EXTRACTED TEXT
The final outcome variable was a measure of scale validity. Specifically, we examined the correlations between the scales and four demographic variables to which they were likely to be related. We compared how these relationships differed across the three devices, on the assumption that weaker relationships indicate higher levels of random measurement error.
Results
The sample counties do not constitute a probability sample, and we did not weight the results. Most of the analyses do take into account the clustering of the data by county, using the SAS survey procedures for this purpose. 2 The clustering of the sample affects the variability of the results, and the SAS procedures use standard methods to adjust for this (see, e.g., Rao & Scott, 1987). Table 1 shows the key results for the five outcomes we examined.
Data Quality Measures (and Sample Sizes) by Device Type.
Note. Parenthetical entries are sample sizes. Mean completion times were computed after we dropped the five fastest and five slowest overall times; the mean number of missing items is based on respondents who answered at least two thirds of the questions.
Item Nonresponse
A few of the sample cases skipped many of the questions. We dropped the 16 “respondents” who skipped a third or more of the questions from our analysis of item nonresponse; they were spread across all three device types. In an analysis of covariance that included the number of missing answers as the dependent variable and device type as the independent variable, with race, sex, age, and education as covariates, we found no significant differences across the three device types (see Table 1).
Straightlining
Overall, about half of the respondents straightlined at least once (50.2%), picking the same answer option for every item in one or more of the six batteries of similar items. This figure rises to about 70% if we include respondents who gave the same answer to every item or to every item but one in at least one of the six batteries in the questionnaire. We carried out logistic regression analyses on both of these outcome variables, using a model that included device type, as well as race, sex, age, and education as covariates. We found no significant differences in straightlining across the three device types.
Completion Times
Like many prior studies (e.g., Andreadis, 2015; Buskirk & Andrus, 2014; de Bruijne & Wijnant, 2013; Keusch & Yan, 2016; Struminskaya et al., 2015), ours found that respondents took longer to complete the survey on a smartphone (25.3 min on average for the sections of the questionnaire that were self-administered for all respondents; the median was 23.2 min) than on a tablet (20.8 min on average; median of 18.8 min) or a laptop (22.4 min on average; median of 19.4 min). The means exclude the five fastest and the five slowest overall completion times—that is, the top and bottom 1% of the times (cf. Ratcliff, 1993). The pattern is the same if we include these extreme observations. The difference across the three device groups in average completion time was highly significant—F(2, 7) = 26.3, p < .001 (see the fourth row of Table 1). A contrast comparing the smartphone group with the other two groups was also highly significant, F(1, 7) = 51.3, p < .001.
Scale Reliability
We assessed scale reliability in two ways. We first calculated values of Cronbach’s α for four sets of items intended to form unidimensional scales. As can be seen from the middle four rows of Table 1, the αs are uniformly quite high—.858 is the lowest—but they do not differ systematically by device type. The χ2 values given in the bottom panel of the last columns are from a test originally devised by Feldt, Woodruff, and Salih (1987) and implemented in an R package (Diedenhofen & Musch, 2016). None of them indicates significant differences in scale reliabilities by device type.

DATASET ROWS
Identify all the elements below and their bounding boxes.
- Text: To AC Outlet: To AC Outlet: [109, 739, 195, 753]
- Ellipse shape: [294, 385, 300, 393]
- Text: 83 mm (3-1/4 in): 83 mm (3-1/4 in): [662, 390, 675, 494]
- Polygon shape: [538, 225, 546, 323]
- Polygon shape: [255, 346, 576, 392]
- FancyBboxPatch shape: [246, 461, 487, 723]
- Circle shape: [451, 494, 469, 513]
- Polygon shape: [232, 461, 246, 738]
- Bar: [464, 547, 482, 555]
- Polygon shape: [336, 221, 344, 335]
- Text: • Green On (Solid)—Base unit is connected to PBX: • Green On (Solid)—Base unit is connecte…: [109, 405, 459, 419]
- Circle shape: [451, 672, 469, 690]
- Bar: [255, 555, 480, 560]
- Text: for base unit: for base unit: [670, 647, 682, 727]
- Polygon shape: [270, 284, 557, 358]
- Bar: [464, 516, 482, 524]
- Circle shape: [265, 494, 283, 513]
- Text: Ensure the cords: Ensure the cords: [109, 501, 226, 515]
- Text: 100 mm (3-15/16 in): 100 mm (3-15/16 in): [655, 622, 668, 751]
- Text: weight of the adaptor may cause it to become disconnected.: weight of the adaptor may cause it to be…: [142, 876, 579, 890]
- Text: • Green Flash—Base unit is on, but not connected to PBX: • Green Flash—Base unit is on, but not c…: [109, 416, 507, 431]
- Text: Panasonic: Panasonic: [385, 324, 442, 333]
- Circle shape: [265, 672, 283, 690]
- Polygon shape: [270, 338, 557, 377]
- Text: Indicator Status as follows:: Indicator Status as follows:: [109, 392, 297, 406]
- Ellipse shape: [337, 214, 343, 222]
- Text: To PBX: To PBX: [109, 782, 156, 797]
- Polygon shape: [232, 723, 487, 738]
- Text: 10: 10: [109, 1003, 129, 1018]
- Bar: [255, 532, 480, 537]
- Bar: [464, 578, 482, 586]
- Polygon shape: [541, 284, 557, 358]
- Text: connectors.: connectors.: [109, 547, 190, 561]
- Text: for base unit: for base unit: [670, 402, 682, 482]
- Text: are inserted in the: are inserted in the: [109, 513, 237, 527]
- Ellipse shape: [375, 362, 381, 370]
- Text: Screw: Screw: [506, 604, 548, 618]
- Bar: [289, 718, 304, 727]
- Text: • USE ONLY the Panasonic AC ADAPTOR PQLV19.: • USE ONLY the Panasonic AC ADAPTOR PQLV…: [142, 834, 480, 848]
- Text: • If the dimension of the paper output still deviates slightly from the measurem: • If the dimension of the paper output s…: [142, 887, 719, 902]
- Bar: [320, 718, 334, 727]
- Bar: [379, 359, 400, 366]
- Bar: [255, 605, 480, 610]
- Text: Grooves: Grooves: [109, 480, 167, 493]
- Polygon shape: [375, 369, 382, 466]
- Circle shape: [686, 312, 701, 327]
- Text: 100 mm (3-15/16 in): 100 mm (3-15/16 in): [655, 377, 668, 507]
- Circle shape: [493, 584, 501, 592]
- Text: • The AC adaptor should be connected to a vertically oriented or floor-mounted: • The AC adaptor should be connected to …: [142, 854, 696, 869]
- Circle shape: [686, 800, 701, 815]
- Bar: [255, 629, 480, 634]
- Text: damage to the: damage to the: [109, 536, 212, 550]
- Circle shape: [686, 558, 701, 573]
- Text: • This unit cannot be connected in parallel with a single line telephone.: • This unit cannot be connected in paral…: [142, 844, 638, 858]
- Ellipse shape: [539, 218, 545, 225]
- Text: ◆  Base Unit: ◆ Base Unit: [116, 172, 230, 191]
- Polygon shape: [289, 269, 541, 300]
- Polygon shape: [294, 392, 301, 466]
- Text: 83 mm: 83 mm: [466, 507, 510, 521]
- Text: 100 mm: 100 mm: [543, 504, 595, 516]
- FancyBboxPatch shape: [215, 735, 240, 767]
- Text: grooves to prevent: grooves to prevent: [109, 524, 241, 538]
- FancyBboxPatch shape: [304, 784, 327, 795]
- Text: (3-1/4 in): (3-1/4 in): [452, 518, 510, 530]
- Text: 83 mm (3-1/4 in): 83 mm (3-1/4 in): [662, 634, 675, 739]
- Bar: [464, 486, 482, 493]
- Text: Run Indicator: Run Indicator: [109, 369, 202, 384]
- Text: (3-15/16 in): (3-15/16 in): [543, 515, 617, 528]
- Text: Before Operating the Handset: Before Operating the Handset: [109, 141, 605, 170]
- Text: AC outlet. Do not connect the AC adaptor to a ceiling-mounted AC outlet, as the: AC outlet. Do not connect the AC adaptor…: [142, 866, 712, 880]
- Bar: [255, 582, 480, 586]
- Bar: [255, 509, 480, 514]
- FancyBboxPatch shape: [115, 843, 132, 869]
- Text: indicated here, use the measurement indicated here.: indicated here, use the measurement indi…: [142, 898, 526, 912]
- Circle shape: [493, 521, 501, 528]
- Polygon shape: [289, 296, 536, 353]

TASK INSTRUCTIONS
1) Which earlier studies does the survey passage cite as also finding that respondents took longer to complete a survey on a smartphone? Give each with its year.
2) Could you reproduce the survey passage word for word, starting at the words "Note. Parenthetical entries" and stopping after "(see Table 1)."?

OUTPUTS BY TASK
1)
- Andreadis, 2015
- Buskirk & Andrus, 2014
- de Bruijne & Wijnant, 2013
- Keusch & Yan, 2016
- Struminskaya et al., 2015

2)
Note. Parenthetical entries are sample sizes. Mean completion times were computed after we dropped the five fastest and five slowest overall times; the mean number of missing items is based on respondents who answered at least two thirds of the questions.
Item Nonresponse
A few of the sample cases skipped many of the questions. We dropped the 16 “respondents” who skipped a third or more of the questions from our analysis of item nonresponse; they were spread across all three device types. In an analysis of covariance that included the number of missing answers as the dependent variable and device type as the independent variable, with race, sex, age, and education as covariates, we found no significant differences across the three device types (see Table 1).